## Rows
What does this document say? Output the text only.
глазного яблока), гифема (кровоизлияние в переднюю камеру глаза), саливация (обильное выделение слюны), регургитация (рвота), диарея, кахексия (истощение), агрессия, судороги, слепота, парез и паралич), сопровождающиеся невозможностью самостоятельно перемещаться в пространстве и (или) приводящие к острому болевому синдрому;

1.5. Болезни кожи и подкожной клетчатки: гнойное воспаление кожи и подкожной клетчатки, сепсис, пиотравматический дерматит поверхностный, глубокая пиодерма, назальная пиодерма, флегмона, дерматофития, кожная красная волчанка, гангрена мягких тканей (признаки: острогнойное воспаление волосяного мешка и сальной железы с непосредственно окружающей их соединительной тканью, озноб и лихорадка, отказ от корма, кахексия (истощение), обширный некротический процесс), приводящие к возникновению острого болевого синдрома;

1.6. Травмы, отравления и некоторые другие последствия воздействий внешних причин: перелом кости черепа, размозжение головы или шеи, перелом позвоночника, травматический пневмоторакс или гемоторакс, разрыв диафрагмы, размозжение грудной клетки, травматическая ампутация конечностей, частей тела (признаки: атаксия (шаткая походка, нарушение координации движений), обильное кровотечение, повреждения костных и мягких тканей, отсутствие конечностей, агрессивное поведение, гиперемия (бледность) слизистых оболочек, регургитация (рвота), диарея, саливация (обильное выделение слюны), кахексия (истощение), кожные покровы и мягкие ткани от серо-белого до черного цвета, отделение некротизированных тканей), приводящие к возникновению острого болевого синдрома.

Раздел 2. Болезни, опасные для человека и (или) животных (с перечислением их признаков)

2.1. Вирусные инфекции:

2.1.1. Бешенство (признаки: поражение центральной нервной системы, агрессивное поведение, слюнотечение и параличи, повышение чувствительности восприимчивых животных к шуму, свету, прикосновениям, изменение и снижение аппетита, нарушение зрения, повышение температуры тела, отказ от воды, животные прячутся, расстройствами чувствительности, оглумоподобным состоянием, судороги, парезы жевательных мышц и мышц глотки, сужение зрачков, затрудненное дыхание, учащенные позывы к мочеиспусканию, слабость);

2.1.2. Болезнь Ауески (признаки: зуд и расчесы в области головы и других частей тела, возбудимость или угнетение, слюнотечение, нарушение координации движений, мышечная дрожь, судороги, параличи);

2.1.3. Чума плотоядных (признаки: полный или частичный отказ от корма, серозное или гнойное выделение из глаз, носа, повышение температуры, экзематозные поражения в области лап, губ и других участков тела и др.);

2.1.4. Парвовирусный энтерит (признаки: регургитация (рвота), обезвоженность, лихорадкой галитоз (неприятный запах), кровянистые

## Problem to work on
Above are the records. Identify each line that contains the word "обильное".

## Right answer
глазного яблока), гифема (кровоизлияние в переднюю камеру глаза), саливация (обильное выделение слюны), регургитация (рвота), диарея, кахексия (истощение), агрессия, судороги, слепота, парез и паралич), сопровождающиеся невозможностью самостоятельно перемещаться в пространстве и (или) приводящие к острому болевому синдрому;
1.6. Травмы, отравления и некоторые другие последствия воздействий внешних причин: перелом кости черепа, размозжение головы или шеи, перелом позвоночника, травматический пневмоторакс или гемоторакс, разрыв диафрагмы, размозжение грудной клетки, травматическая ампутация конечностей, частей тела (признаки: атаксия (шаткая походка, нарушение координации движений), обильное кровотечение, повреждения костных и мягких тканей, отсутствие конечностей, агрессивное поведение, гиперемия (бледность) слизистых оболочек, регургитация (рвота), диарея, саливация (обильное выделение слюны), кахексия (истощение), кожные покровы и мягкие ткани от серо-белого до черного цвета, отделение некротизированных тканей), приводящие к возникновению острого болевого синдрома.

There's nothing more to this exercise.